What you should do:
Which lines in the entries below contain the string "chart"? List every such line in full, matching case exactly.

Data provided:
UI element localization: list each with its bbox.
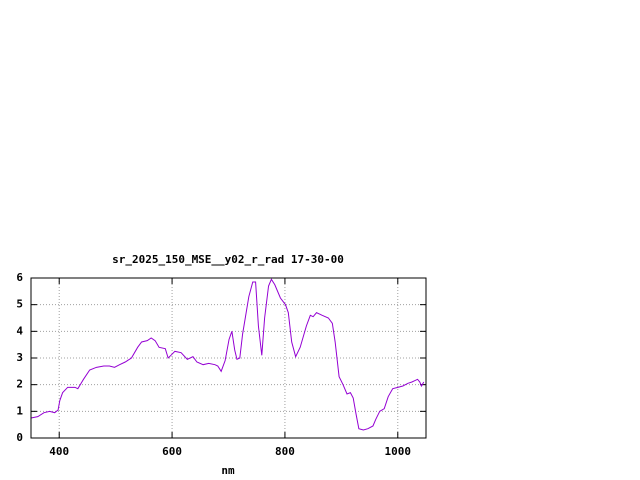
x-tick-label: 400 xyxy=(49,445,69,458)
y-tick-label: 6 xyxy=(16,271,23,284)
y-tick-label: 1 xyxy=(16,404,23,417)
plot-border xyxy=(30,277,427,439)
data-line xyxy=(30,278,425,431)
x-axis-label: nm xyxy=(221,464,235,477)
x-tick-label: 1000 xyxy=(385,445,412,458)
y-tick-label: 5 xyxy=(16,298,23,311)
y-tick-label: 4 xyxy=(16,324,23,337)
y-tick-label: 3 xyxy=(16,351,23,364)
x-tick-label: 800 xyxy=(275,445,295,458)
y-tick-label: 0 xyxy=(16,431,23,444)
chart-title: sr_2025_150_MSE__y02_r_rad 17-30-00 xyxy=(112,253,344,266)
x-tick-label: 600 xyxy=(162,445,182,458)
y-tick-label: 2 xyxy=(16,378,23,391)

Exercise answer:
chart-title: sr_2025_150_MSE__y02_r_rad 17-30-00 xyxy=(112,253,344,266)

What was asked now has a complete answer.